Report how many lines below contain the word "ylabel", and give only that number.

(Figure record extracts)
┌────────

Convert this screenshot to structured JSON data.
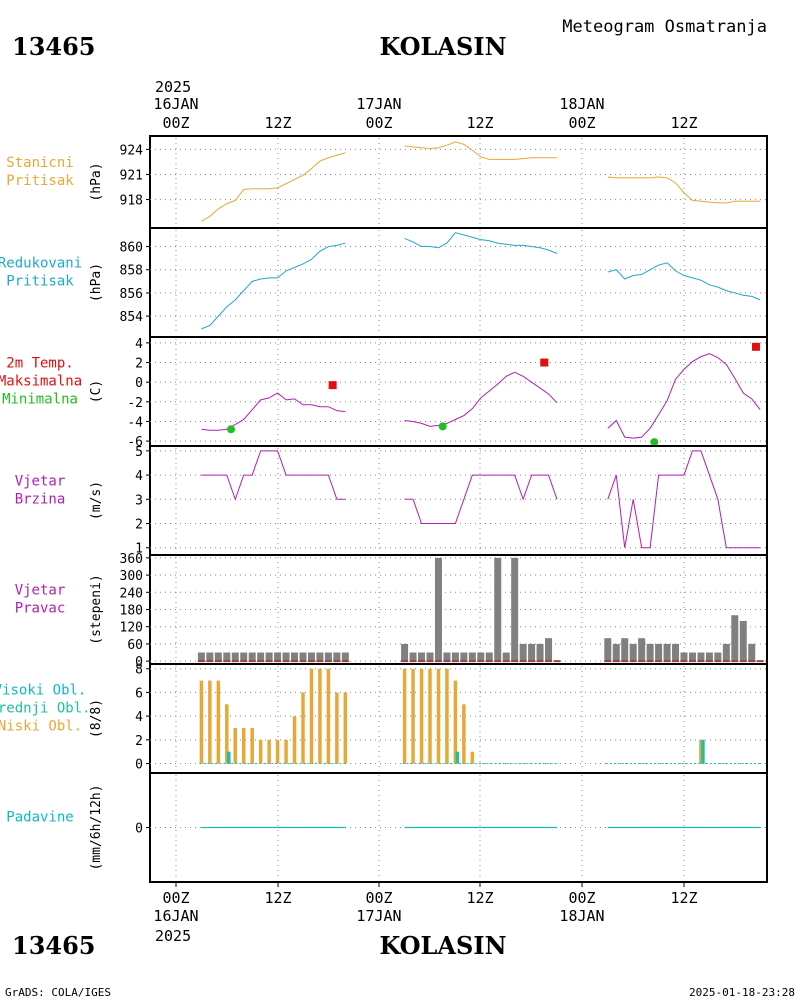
{
  "header": {
    "station_id": "13465",
    "station_name": "KOLASIN",
    "subtitle": "Meteogram Osmatranja"
  },
  "footer": {
    "station_id": "13465",
    "station_name": "KOLASIN",
    "credit": "GrADS: COLA/IGES",
    "timestamp": "2025-01-18-23:28"
  },
  "time_axis": {
    "top_year": "2025",
    "bottom_year": "2025",
    "hour_labels": [
      "00Z",
      "12Z",
      "00Z",
      "12Z",
      "00Z",
      "12Z"
    ],
    "date_labels": [
      "16JAN",
      "17JAN",
      "18JAN"
    ]
  },
  "colors": {
    "orange": "#e8a838",
    "blue": "#20a8cc",
    "magenta": "#b020b0",
    "red": "#e01010",
    "green": "#20c020",
    "gray": "#808080",
    "brown": "#a04040",
    "teal": "#20c0a0",
    "cyan": "#10b8c8"
  },
  "chart_data": [
    {
      "type": "line",
      "panel_label": [
        "Stanicni",
        "Pritisak"
      ],
      "ylabel": "(hPa)",
      "yticks": [
        918,
        921,
        924
      ],
      "ylim": [
        914.6,
        925.6
      ],
      "series": [
        {
          "x": [
            3,
            4,
            5,
            6,
            7,
            8,
            9,
            10,
            11,
            12,
            13,
            14,
            15,
            16,
            17,
            18,
            19,
            20
          ],
          "values": [
            915.4,
            916.0,
            916.9,
            917.5,
            917.9,
            919.2,
            919.3,
            919.3,
            919.3,
            919.4,
            919.9,
            920.4,
            920.9,
            921.7,
            922.6,
            923.0,
            923.3,
            923.6
          ]
        },
        {
          "x": [
            27,
            28,
            29,
            30,
            31,
            32,
            33,
            34,
            35,
            36,
            37,
            38,
            39,
            40,
            41,
            42,
            43,
            44,
            45
          ],
          "values": [
            924.4,
            924.3,
            924.2,
            924.1,
            924.2,
            924.5,
            924.9,
            924.6,
            923.9,
            923.1,
            922.8,
            922.8,
            922.8,
            922.8,
            922.9,
            923.0,
            923.0,
            923.0,
            923.0
          ]
        },
        {
          "x": [
            51,
            52,
            53,
            54,
            55,
            56,
            57,
            58,
            59,
            60,
            61,
            62,
            63,
            64,
            65,
            66,
            67,
            68,
            69
          ],
          "values": [
            920.7,
            920.6,
            920.6,
            920.6,
            920.6,
            920.6,
            920.7,
            920.6,
            920.0,
            918.8,
            917.9,
            917.8,
            917.7,
            917.6,
            917.6,
            917.8,
            917.8,
            917.8,
            917.8
          ]
        }
      ]
    },
    {
      "type": "line",
      "panel_label": [
        "Redukovani",
        "Pritisak"
      ],
      "ylabel": "(hPa)",
      "yticks": [
        854,
        856,
        858,
        860
      ],
      "ylim": [
        852.2,
        861.6
      ],
      "series": [
        {
          "x": [
            3,
            4,
            5,
            6,
            7,
            8,
            9,
            10,
            11,
            12,
            13,
            14,
            15,
            16,
            17,
            18,
            19,
            20
          ],
          "values": [
            852.9,
            853.2,
            854.0,
            854.8,
            855.4,
            856.2,
            857.0,
            857.2,
            857.3,
            857.3,
            857.9,
            858.2,
            858.5,
            858.9,
            859.6,
            860.0,
            860.1,
            860.3
          ]
        },
        {
          "x": [
            27,
            28,
            29,
            30,
            31,
            32,
            33,
            34,
            35,
            36,
            37,
            38,
            39,
            40,
            41,
            42,
            43,
            44,
            45
          ],
          "values": [
            860.7,
            860.4,
            860.0,
            860.0,
            859.9,
            860.3,
            861.2,
            861.0,
            860.8,
            860.6,
            860.5,
            860.3,
            860.2,
            860.1,
            860.1,
            860.0,
            859.9,
            859.7,
            859.4
          ]
        },
        {
          "x": [
            51,
            52,
            53,
            54,
            55,
            56,
            57,
            58,
            59,
            60,
            61,
            62,
            63,
            64,
            65,
            66,
            67,
            68,
            69
          ],
          "values": [
            857.8,
            858.0,
            857.2,
            857.5,
            857.6,
            858.0,
            858.4,
            858.6,
            857.9,
            857.5,
            857.3,
            857.1,
            856.7,
            856.5,
            856.2,
            856.0,
            855.8,
            855.7,
            855.4
          ]
        }
      ]
    },
    {
      "type": "line",
      "panel_label": [
        "2m Temp.",
        "Maksimalna",
        "Minimalna"
      ],
      "ylabel": "(C)",
      "yticks": [
        -6,
        -4,
        -2,
        0,
        2,
        4
      ],
      "ylim": [
        -6.5,
        4.6
      ],
      "series": [
        {
          "x": [
            3,
            4,
            5,
            6,
            7,
            8,
            9,
            10,
            11,
            12,
            13,
            14,
            15,
            16,
            17,
            18,
            19,
            20
          ],
          "values": [
            -4.8,
            -4.9,
            -4.9,
            -4.8,
            -4.3,
            -3.8,
            -2.8,
            -1.8,
            -1.6,
            -1.1,
            -1.8,
            -1.7,
            -2.3,
            -2.3,
            -2.5,
            -2.5,
            -2.9,
            -3.0
          ]
        },
        {
          "x": [
            27,
            28,
            29,
            30,
            31,
            32,
            33,
            34,
            35,
            36,
            37,
            38,
            39,
            40,
            41,
            42,
            43,
            44,
            45
          ],
          "values": [
            -3.9,
            -4.0,
            -4.2,
            -4.5,
            -4.4,
            -4.2,
            -3.8,
            -3.4,
            -2.7,
            -1.6,
            -0.9,
            -0.2,
            0.6,
            1.0,
            0.6,
            0.0,
            -0.6,
            -1.2,
            -2.1
          ]
        },
        {
          "x": [
            51,
            52,
            53,
            54,
            55,
            56,
            57,
            58,
            59,
            60,
            61,
            62,
            63,
            64,
            65,
            66,
            67,
            68,
            69
          ],
          "values": [
            -4.7,
            -3.9,
            -5.6,
            -5.7,
            -5.6,
            -4.7,
            -3.3,
            -1.9,
            0.3,
            1.3,
            2.1,
            2.6,
            2.9,
            2.5,
            1.8,
            0.4,
            -1.1,
            -1.7,
            -2.8
          ]
        }
      ],
      "maxima": [
        {
          "x": 18.5,
          "value": -0.3
        },
        {
          "x": 43.5,
          "value": 2.0
        },
        {
          "x": 68.5,
          "value": 3.6
        }
      ],
      "minima": [
        {
          "x": 6.5,
          "value": -4.8
        },
        {
          "x": 31.5,
          "value": -4.5
        },
        {
          "x": 56.5,
          "value": -6.1
        }
      ]
    },
    {
      "type": "line",
      "panel_label": [
        "Vjetar",
        "Brzina"
      ],
      "ylabel": "(m/s)",
      "yticks": [
        1,
        2,
        3,
        4,
        5
      ],
      "ylim": [
        0.7,
        5.2
      ],
      "series": [
        {
          "x": [
            3,
            4,
            5,
            6,
            7,
            8,
            9,
            10,
            11,
            12,
            13,
            14,
            15,
            16,
            17,
            18,
            19,
            20
          ],
          "values": [
            4,
            4,
            4,
            4,
            3,
            4,
            4,
            5,
            5,
            5,
            4,
            4,
            4,
            4,
            4,
            4,
            3,
            3
          ]
        },
        {
          "x": [
            27,
            28,
            29,
            30,
            31,
            32,
            33,
            34,
            35,
            36,
            37,
            38,
            39,
            40,
            41,
            42,
            43,
            44,
            45
          ],
          "values": [
            3,
            3,
            2,
            2,
            2,
            2,
            2,
            3,
            4,
            4,
            4,
            4,
            4,
            4,
            3,
            4,
            4,
            4,
            3
          ]
        },
        {
          "x": [
            51,
            52,
            53,
            54,
            55,
            56,
            57,
            58,
            59,
            60,
            61,
            62,
            63,
            64,
            65,
            66,
            67,
            68,
            69
          ],
          "values": [
            3,
            4,
            1,
            3,
            1,
            1,
            4,
            4,
            4,
            4,
            5,
            5,
            4,
            3,
            1,
            1,
            1,
            1,
            1
          ]
        }
      ]
    },
    {
      "type": "bar",
      "panel_label": [
        "Vjetar",
        "Pravac"
      ],
      "ylabel": "(stepeni)",
      "yticks": [
        0,
        60,
        120,
        180,
        240,
        300,
        360
      ],
      "ylim": [
        -10,
        370
      ],
      "series": [
        {
          "x": [
            3,
            4,
            5,
            6,
            7,
            8,
            9,
            10,
            11,
            12,
            13,
            14,
            15,
            16,
            17,
            18,
            19,
            20
          ],
          "values": [
            30,
            30,
            30,
            30,
            30,
            30,
            30,
            30,
            30,
            30,
            30,
            30,
            30,
            30,
            30,
            30,
            30,
            30
          ]
        },
        {
          "x": [
            27,
            28,
            29,
            30,
            31,
            32,
            33,
            34,
            35,
            36,
            37,
            38,
            39,
            40,
            41,
            42,
            43,
            44,
            45
          ],
          "values": [
            60,
            30,
            30,
            30,
            360,
            30,
            30,
            30,
            30,
            30,
            30,
            360,
            30,
            360,
            60,
            60,
            60,
            80,
            0
          ]
        },
        {
          "x": [
            51,
            52,
            53,
            54,
            55,
            56,
            57,
            58,
            59,
            60,
            61,
            62,
            63,
            64,
            65,
            66,
            67,
            68,
            69
          ],
          "values": [
            80,
            60,
            80,
            60,
            80,
            60,
            60,
            60,
            60,
            30,
            30,
            30,
            30,
            30,
            60,
            160,
            140,
            60,
            0
          ]
        }
      ]
    },
    {
      "type": "bar",
      "panel_label": [
        "Visoki Obl.",
        "Srednji Obl.",
        "Niski Obl."
      ],
      "ylabel": "(8/8)",
      "yticks": [
        0,
        2,
        4,
        6,
        8
      ],
      "ylim": [
        -0.8,
        8.4
      ],
      "series": [
        {
          "name": "Niski Obl.",
          "x": [
            3,
            4,
            5,
            6,
            7,
            8,
            9,
            10,
            11,
            12,
            13,
            14,
            15,
            16,
            17,
            18,
            19,
            20
          ],
          "values": [
            7,
            7,
            7,
            5,
            3,
            3,
            3,
            2,
            2,
            2,
            2,
            4,
            6,
            8,
            8,
            8,
            6,
            6
          ]
        },
        {
          "name": "Niski Obl.",
          "x": [
            27,
            28,
            29,
            30,
            31,
            32,
            33,
            34,
            35,
            36,
            37,
            38,
            39,
            40,
            41,
            42,
            43,
            44,
            45
          ],
          "values": [
            8,
            8,
            8,
            8,
            8,
            8,
            7,
            5,
            1,
            0,
            0,
            0,
            0,
            0,
            0,
            0,
            0,
            0,
            0
          ]
        },
        {
          "name": "Niski Obl.",
          "x": [
            51,
            52,
            53,
            54,
            55,
            56,
            57,
            58,
            59,
            60,
            61,
            62,
            63,
            64,
            65,
            66,
            67,
            68,
            69
          ],
          "values": [
            0,
            0,
            0,
            0,
            0,
            0,
            0,
            0,
            0,
            0,
            0,
            2,
            0,
            0,
            0,
            0,
            0,
            0,
            0
          ]
        },
        {
          "name": "Srednji Obl.",
          "x": [
            6,
            33,
            62
          ],
          "values": [
            1,
            1,
            2
          ]
        }
      ]
    },
    {
      "type": "line",
      "panel_label": [
        "Padavine"
      ],
      "ylabel": "(mm/6h/12h)",
      "yticks": [
        0
      ],
      "ylim": [
        -1,
        1
      ],
      "series": [
        {
          "x": [
            3,
            20
          ],
          "values": [
            0,
            0
          ]
        },
        {
          "x": [
            27,
            45
          ],
          "values": [
            0,
            0
          ]
        },
        {
          "x": [
            51,
            69
          ],
          "values": [
            0,
            0
          ]
        }
      ]
    }
  ]
}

└────────

Answer for the task: 7